Objective
Take each line containing "title" and report it exactly as written.

Records for the exercise
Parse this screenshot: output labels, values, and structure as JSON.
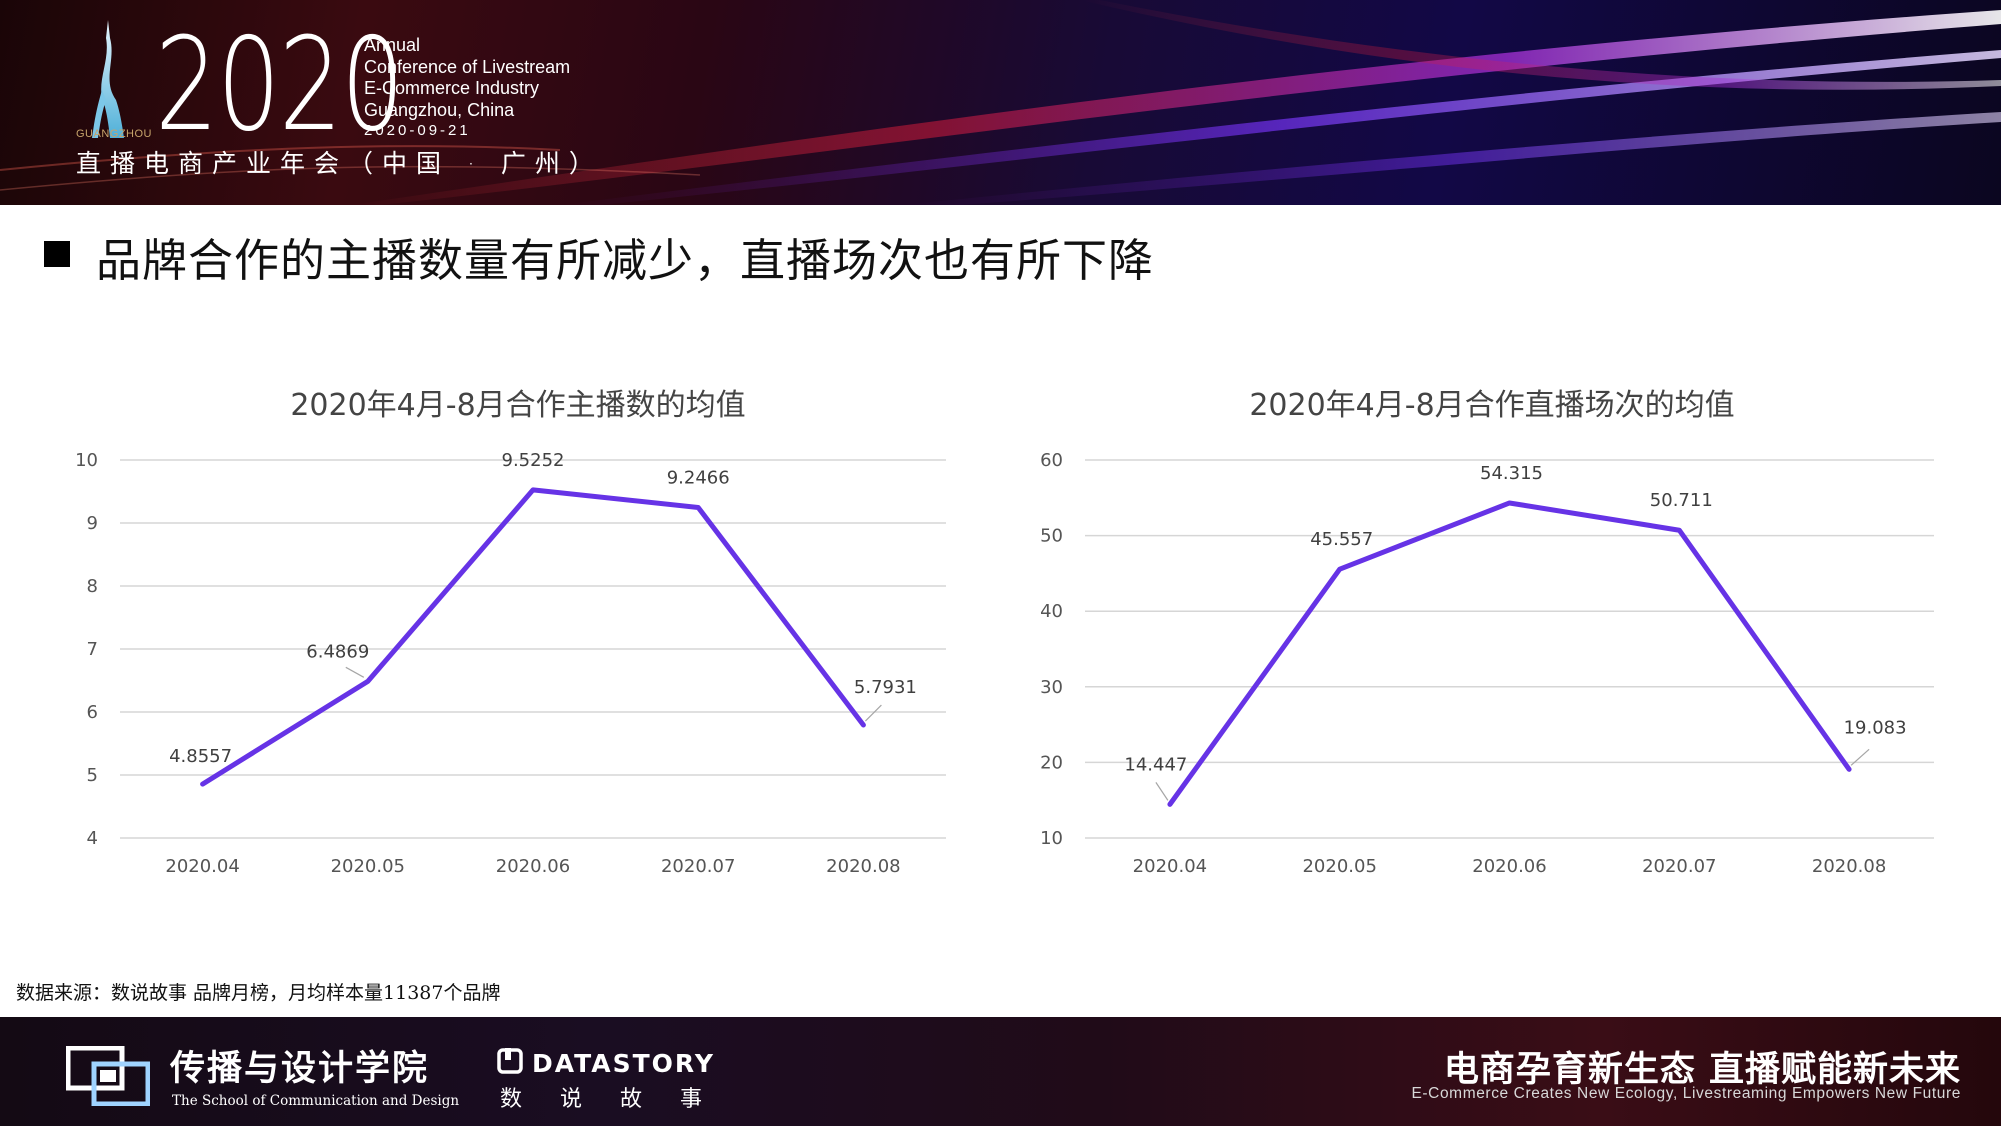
{
  "header": {
    "year": "2020",
    "conference_lines": [
      "Annual",
      "Conference of Livestream",
      "E-Commerce Industry",
      "Guangzhou, China"
    ],
    "date": "2020-09-21",
    "city_small": "GUANGZHOU",
    "cn_conference": "直播电商产业年会（中国 · 广州）"
  },
  "slide": {
    "title": "品牌合作的主播数量有所减少，直播场次也有所下降"
  },
  "chart_data": [
    {
      "type": "line",
      "title": "2020年4月-8月合作主播数的均值",
      "categories": [
        "2020.04",
        "2020.05",
        "2020.06",
        "2020.07",
        "2020.08"
      ],
      "series": [
        {
          "values": [
            4.8557,
            6.4869,
            9.5252,
            9.2466,
            5.7931
          ]
        }
      ],
      "value_labels": [
        "4.8557",
        "6.4869",
        "9.5252",
        "9.2466",
        "5.7931"
      ],
      "ylim": [
        4,
        10
      ],
      "yticks": [
        "4",
        "5",
        "6",
        "7",
        "8",
        "9",
        "10"
      ],
      "grid": true,
      "line_color": "#6633e6"
    },
    {
      "type": "line",
      "title": "2020年4月-8月合作直播场次的均值",
      "categories": [
        "2020.04",
        "2020.05",
        "2020.06",
        "2020.07",
        "2020.08"
      ],
      "series": [
        {
          "values": [
            14.447,
            45.557,
            54.315,
            50.711,
            19.083
          ]
        }
      ],
      "value_labels": [
        "14.447",
        "45.557",
        "54.315",
        "50.711",
        "19.083"
      ],
      "ylim": [
        10,
        60
      ],
      "yticks": [
        "10",
        "20",
        "30",
        "40",
        "50",
        "60"
      ],
      "grid": true,
      "line_color": "#6633e6"
    }
  ],
  "source": "数据来源：数说故事  品牌月榜，月均样本量11387个品牌",
  "footer": {
    "school_name": "传播与设计学院",
    "school_en": "The School of Communication and Design",
    "datastory_name": "DATASTORY",
    "datastory_cn": "数说故事",
    "slogan_cn": "电商孕育新生态 直播赋能新未来",
    "slogan_en": "E-Commerce  Creates  New  Ecology,  Livestreaming Empowers New Future"
  }
}
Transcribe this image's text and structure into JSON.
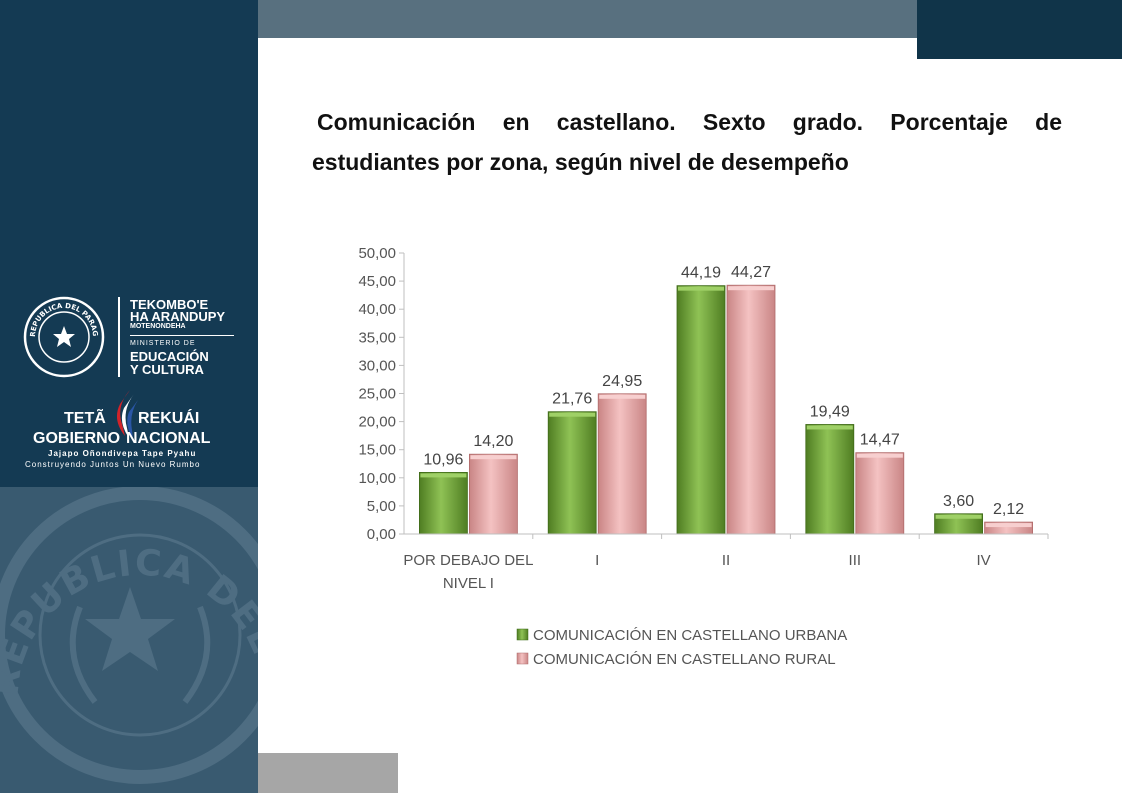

Expected output
    "title": "品牌合作的主播数量有所减少，直播场次也有所下降"
      "title": "2020年4月-8月合作主播数的均值",
      "title": "2020年4月-8月合作直播场次的均值",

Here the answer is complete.